Pork scratchings, styled after The Day of the Triffids with the textural crunch of windscreen glass, are special
The first drink-after-work-on-a-Friday saw us turned away from our near empty local at 5pm (we hadn’t booked) then sat in another pub’s car park struggling to make their ordering app work (we failed) before standing on a grassy common outside a third drinking from paper cups hoping it wouldn’t rain. We agreed this Friday-after-work thing needed a little work.
And so arriving in Leith – Edinburgh’s dockside Shoreditch – we secured a table at The Kitchin, the eponymous Michelin starred eatery of Tom, the TV chef, which has for nearly fifteen years delivered top notch scran to the discerning. You can use “scran” quite safely here, without fear of ending up in Pseud’s Corner, as Mr Kitchin’s mini Edinburgh empire includes a pub called The Scran & Scallie whose menu is liberally strewn with the vernacular, allegedly inspired by history, Rabbie Burns and Auld Scots, but sounding more straightforward, like Glaswegian. Yes, there are people who say things like “Sit Ye Doon Yer Welcome” and list vegetables as “nae fish nae meat“, it’s just they tend not to frequent expensive gastropubs in salubrious Edinburgh neighbourhoods like Stockbridge. If you’re born in one city and brought up in the other, like me, it grates just a smidge. But no matter, the food’s good and the pork scratchings, styled after The Day of the Triffids with the textural crunch of windscreen glass, are special.

* _THE TASK_
According to the restaurant review, how long has The Kitchin been serving food?

* _DATA LINES_

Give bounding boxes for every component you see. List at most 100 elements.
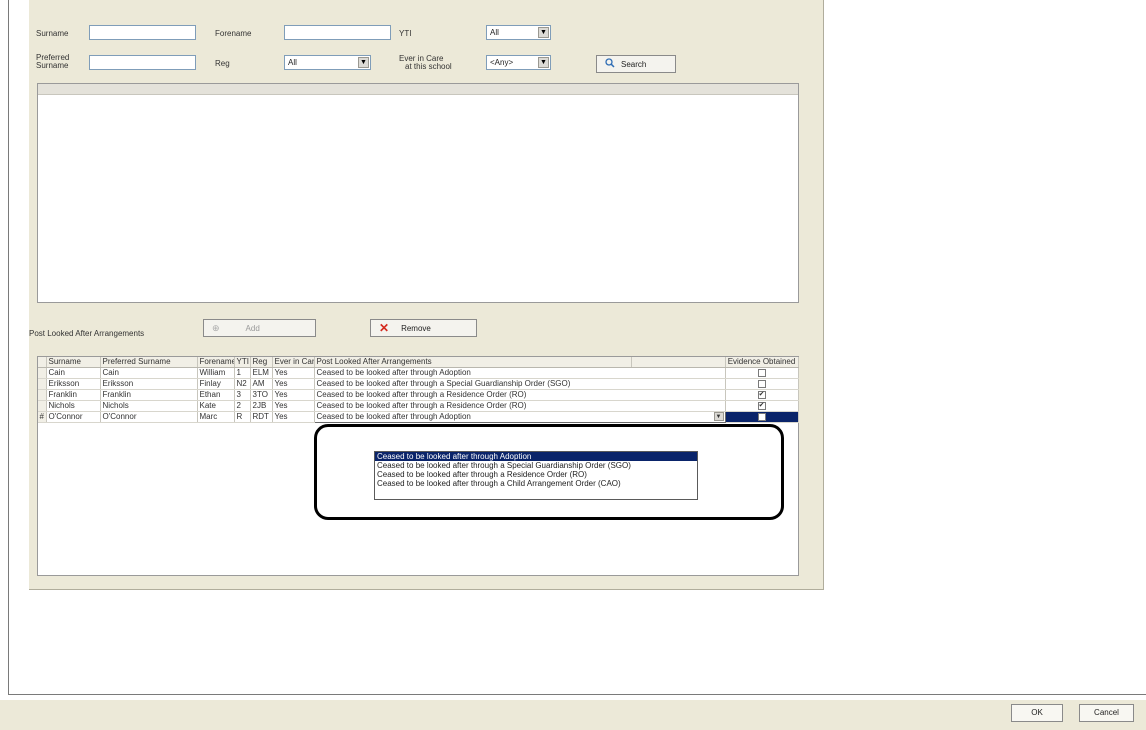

* _FINAL RESULT_
Nearly fifteen years.